**INSTRUCTION 1:** Set down the records word for word, starting at the first line and ending at the line that contains "delete-icon bbox=[157, 99, 170, 112]".

**SELECTION:**

German advances during the opening phases of Operation Barbarossa from 22 June 1941 to 25 August 1941 – public domain image map by the History Department of the US Military Academy
(6) ROMANIAN-SOVIET WAR
Now we come to the first of three active Axis combatants allied with Germany against the Soviet Union that, unlike the limited exceptions of Finland in the Winter War or Japan, were obviously subordinate to the German war effort and otherwise could not or did not fight the Soviets separately.
At first glance, it is somewhat surprising that Romania was first and foremost of these Axis combatants, given that Italy was Germany’s major ally in Europe. However, the primary theater of combat for Italy was always the Mediterranean, where Romania shared a border with the Soviet Union.
Indeed, the Romanian-Soviet border was a border across which Germany had ceded territorial concessions from Romania to the Soviet Union in the Nazi-Soviet Pact – the Romanian territory of Bessarabia, to which the Soviets also added Northern Bukovina and some islands in the Danube.
It was also a border across which Germany launched a major part of Operation Barbarossa, with Romania as allied combatant against the Soviets – both on land and in naval warfare on the Black Sea. And as combatant, Romania committed more troops to the Eastern Front than all of other Germany’s allies combined – with Romania apparently having the third largest Axis army in Europe (after Germany and Italy) and fourth largest in the world (after Japan as well).

**PROVIDED RECORDS:**
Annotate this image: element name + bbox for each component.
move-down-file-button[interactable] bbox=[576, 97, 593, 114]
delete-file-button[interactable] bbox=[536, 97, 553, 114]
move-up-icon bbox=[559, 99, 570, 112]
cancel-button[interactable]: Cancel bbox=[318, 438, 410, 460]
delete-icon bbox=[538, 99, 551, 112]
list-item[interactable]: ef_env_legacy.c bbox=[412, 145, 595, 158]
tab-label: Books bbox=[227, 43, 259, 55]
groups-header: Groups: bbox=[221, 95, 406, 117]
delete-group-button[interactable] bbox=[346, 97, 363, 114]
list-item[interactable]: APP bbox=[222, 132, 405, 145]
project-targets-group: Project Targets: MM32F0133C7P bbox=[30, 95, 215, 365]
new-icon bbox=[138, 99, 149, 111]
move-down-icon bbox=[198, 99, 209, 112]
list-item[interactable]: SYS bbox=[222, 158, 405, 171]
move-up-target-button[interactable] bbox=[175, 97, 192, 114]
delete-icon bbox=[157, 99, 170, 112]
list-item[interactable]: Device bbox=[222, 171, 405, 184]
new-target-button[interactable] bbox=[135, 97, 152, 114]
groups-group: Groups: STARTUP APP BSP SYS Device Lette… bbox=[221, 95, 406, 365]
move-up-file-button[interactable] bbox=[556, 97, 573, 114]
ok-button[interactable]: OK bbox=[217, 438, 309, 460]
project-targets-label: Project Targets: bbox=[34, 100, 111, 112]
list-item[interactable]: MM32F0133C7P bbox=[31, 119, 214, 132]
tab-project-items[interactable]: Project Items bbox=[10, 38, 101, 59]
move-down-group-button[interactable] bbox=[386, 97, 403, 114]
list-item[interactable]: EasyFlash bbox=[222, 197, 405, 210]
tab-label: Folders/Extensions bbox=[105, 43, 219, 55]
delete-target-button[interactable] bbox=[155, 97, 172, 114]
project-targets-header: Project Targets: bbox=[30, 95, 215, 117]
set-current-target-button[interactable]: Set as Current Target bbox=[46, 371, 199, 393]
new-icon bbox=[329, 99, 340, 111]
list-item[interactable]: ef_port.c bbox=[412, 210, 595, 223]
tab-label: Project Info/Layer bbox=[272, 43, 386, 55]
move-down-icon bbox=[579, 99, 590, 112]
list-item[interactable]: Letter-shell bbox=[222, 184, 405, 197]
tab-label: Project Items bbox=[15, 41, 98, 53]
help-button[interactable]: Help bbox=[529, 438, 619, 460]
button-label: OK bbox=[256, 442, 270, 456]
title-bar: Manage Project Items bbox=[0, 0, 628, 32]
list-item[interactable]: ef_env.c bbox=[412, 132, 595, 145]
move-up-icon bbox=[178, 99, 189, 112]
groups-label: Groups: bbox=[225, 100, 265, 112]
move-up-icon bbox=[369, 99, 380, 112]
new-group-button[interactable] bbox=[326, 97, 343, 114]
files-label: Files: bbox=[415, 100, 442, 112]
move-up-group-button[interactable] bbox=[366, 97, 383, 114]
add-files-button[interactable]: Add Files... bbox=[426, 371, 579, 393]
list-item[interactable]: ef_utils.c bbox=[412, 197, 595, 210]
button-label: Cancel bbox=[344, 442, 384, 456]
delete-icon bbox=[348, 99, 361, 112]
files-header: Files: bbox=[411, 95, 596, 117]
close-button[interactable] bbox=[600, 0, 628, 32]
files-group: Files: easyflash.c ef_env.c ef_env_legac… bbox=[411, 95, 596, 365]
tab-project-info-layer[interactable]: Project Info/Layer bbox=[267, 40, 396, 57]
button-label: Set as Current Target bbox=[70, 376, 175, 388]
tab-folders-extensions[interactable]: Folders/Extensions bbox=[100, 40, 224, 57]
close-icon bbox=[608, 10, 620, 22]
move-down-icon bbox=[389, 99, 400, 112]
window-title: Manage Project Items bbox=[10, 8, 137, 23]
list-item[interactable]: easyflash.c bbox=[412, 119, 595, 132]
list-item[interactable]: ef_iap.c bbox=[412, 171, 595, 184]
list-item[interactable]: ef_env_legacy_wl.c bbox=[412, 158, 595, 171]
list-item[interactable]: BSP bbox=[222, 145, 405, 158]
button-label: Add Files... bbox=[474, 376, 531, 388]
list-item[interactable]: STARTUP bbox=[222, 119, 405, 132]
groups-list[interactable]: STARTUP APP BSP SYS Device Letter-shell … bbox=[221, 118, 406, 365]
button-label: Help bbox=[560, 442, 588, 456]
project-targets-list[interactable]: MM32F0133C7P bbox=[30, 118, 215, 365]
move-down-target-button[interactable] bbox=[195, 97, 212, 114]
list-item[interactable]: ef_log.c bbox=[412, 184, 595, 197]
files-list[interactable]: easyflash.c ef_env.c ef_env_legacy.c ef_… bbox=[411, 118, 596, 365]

**INSTRUCTION 2:** From the passage on the Romanian-Soviet war, copy the portion starting at "At first glance, it" and ending at "the Soviet Union.".

**EXERCISE RESULT 1:**
Annotate this image: element name + bbox for each component.
move-down-file-button[interactable] bbox=[576, 97, 593, 114]
delete-file-button[interactable] bbox=[536, 97, 553, 114]
move-up-icon bbox=[559, 99, 570, 112]
cancel-button[interactable]: Cancel bbox=[318, 438, 410, 460]
delete-icon bbox=[538, 99, 551, 112]
list-item[interactable]: ef_env_legacy.c bbox=[412, 145, 595, 158]
tab-label: Books bbox=[227, 43, 259, 55]
groups-header: Groups: bbox=[221, 95, 406, 117]
delete-group-button[interactable] bbox=[346, 97, 363, 114]
list-item[interactable]: APP bbox=[222, 132, 405, 145]
project-targets-group: Project Targets: MM32F0133C7P bbox=[30, 95, 215, 365]
new-icon bbox=[138, 99, 149, 111]
move-down-icon bbox=[198, 99, 209, 112]
list-item[interactable]: SYS bbox=[222, 158, 405, 171]
move-up-target-button[interactable] bbox=[175, 97, 192, 114]
delete-icon bbox=[157, 99, 170, 112]

**EXERCISE RESULT 2:**
At first glance, it is somewhat surprising that Romania was first and foremost of these Axis combatants, given that Italy was Germany’s major ally in Europe. However, the primary theater of combat for Italy was always the Mediterranean, where Romania shared a border with the Soviet Union.